Records from a data source
-------------------------

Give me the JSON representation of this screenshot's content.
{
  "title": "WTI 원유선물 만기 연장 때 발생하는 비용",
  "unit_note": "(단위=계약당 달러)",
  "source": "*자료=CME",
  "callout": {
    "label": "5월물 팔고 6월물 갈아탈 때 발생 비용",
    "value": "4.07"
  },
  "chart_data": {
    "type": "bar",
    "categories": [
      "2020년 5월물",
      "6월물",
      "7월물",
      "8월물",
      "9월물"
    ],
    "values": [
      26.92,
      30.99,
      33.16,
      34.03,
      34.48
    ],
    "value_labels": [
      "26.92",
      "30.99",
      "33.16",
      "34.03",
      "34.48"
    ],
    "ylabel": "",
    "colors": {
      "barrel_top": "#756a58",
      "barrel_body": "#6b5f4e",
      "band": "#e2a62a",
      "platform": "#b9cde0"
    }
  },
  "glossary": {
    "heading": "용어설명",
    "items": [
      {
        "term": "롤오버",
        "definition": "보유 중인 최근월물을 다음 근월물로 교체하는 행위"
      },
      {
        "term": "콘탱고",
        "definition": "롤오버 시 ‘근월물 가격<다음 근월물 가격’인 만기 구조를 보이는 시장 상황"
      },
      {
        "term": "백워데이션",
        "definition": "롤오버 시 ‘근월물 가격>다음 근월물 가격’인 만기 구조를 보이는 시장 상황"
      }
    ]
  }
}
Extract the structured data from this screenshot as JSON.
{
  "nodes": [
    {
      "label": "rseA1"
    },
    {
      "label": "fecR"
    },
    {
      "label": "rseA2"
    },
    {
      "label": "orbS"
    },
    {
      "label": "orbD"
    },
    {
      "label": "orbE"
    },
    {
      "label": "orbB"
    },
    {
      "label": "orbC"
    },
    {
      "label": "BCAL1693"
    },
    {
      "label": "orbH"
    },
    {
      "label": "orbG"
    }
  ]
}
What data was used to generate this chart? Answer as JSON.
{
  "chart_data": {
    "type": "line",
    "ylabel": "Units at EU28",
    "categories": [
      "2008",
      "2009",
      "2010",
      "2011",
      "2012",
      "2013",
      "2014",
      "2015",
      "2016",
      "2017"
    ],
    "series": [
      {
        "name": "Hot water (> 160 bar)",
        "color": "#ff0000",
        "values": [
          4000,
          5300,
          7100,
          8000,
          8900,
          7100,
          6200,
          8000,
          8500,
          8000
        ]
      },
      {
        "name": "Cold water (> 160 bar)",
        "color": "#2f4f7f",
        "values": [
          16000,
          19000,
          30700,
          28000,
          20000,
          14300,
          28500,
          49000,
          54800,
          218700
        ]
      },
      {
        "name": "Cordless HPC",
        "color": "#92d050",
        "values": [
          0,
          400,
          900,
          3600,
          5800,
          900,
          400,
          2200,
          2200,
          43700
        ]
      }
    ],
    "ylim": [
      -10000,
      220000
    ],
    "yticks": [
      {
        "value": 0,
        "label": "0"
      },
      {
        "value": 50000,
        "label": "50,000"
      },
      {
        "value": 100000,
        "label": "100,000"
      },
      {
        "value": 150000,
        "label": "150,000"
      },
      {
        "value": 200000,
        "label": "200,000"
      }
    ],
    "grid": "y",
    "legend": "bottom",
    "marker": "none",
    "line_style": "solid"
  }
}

-------------------------

**Task objective**
Your task is to retype all of the records exactly.

**Result of the exercise**
Give me the JSON representation of this screenshot's content.
{
  "title": "WTI 원유선물 만기 연장 때 발생하는 비용",
  "unit_note": "(단위=계약당 달러)",
  "source": "*자료=CME",
  "callout": {
    "label": "5월물 팔고 6월물 갈아탈 때 발생 비용",
    "value": "4.07"
  },
  "chart_data": {
    "type": "bar",
    "categories": [
      "2020년 5월물",
      "6월물",
      "7월물",
      "8월물",
      "9월물"
    ],
    "values": [
      26.92,
      30.99,
      33.16,
      34.03,
      34.48
    ],
    "value_labels": [
      "26.92",
      "30.99",
      "33.16",
      "34.03",
      "34.48"
    ],
    "ylabel": "",
    "colors": {
      "barrel_top": "#756a58",
      "barrel_body": "#6b5f4e",
      "band": "#e2a62a",
      "platform": "#b9cde0"
    }
  },
  "glossary": {
    "heading": "용어설명",
    "items": [
      {
        "term": "롤오버",
        "definition": "보유 중인 최근월물을 다음 근월물로 교체하는 행위"
      },
      {
        "term": "콘탱고",
        "definition": "롤오버 시 ‘근월물 가격<다음 근월물 가격’인 만기 구조를 보이는 시장 상황"
      },
      {
        "term": "백워데이션",
        "definition": "롤오버 시 ‘근월물 가격>다음 근월물 가격’인 만기 구조를 보이는 시장 상황"
      }
    ]
  }
}
Extract the structured data from this screenshot as JSON.
{
  "nodes": [
    {
      "label": "rseA1"
    },
    {
      "label": "fecR"
    },
    {
      "label": "rseA2"
    },
    {
      "label": "orbS"
    },
    {
      "label": "orbD"
    },
    {
      "label": "orbE"
    },
    {
      "label": "orbB"
    },
    {
      "label": "orbC"
    },
    {
      "label": "BCAL1693"
    },
    {
      "label": "orbH"
    },
    {
      "label": "orbG"
    }
  ]
}
What data was used to generate this chart? Answer as JSON.
{
  "chart_data": {
    "type": "line",
    "ylabel": "Units at EU28",
    "categories": [
      "2008",
      "2009",
      "2010",
      "2011",
      "2012",
      "2013",
      "2014",
      "2015",
      "2016",
      "2017"
    ],
    "series": [
      {
        "name": "Hot water (> 160 bar)",
        "color": "#ff0000",
        "values": [
          4000,
          5300,
          7100,
          8000,
          8900,
          7100,
          6200,
          8000,
          8500,
          8000
        ]
      },
      {
        "name": "Cold water (> 160 bar)",
        "color": "#2f4f7f",
        "values": [
          16000,
          19000,
          30700,
          28000,
          20000,
          14300,
          28500,
          49000,
          54800,
          218700
        ]
      },
      {
        "name": "Cordless HPC",
        "color": "#92d050",
        "values": [
          0,
          400,
          900,
          3600,
          5800,
          900,
          400,
          2200,
          2200,
          43700
        ]
      }
    ],
    "ylim": [
      -10000,
      220000
    ],
    "yticks": [
      {
        "value": 0,
        "label": "0"
      },
      {
        "value": 50000,
        "label": "50,000"
      },
      {
        "value": 100000,
        "label": "100,000"
      },
      {
        "value": 150000,
        "label": "150,000"
      },
      {
        "value": 200000,
        "label": "200,000"
      }
    ],
    "grid": "y",
    "legend": "bottom",
    "marker": "none",
    "line_style": "solid"
  }
}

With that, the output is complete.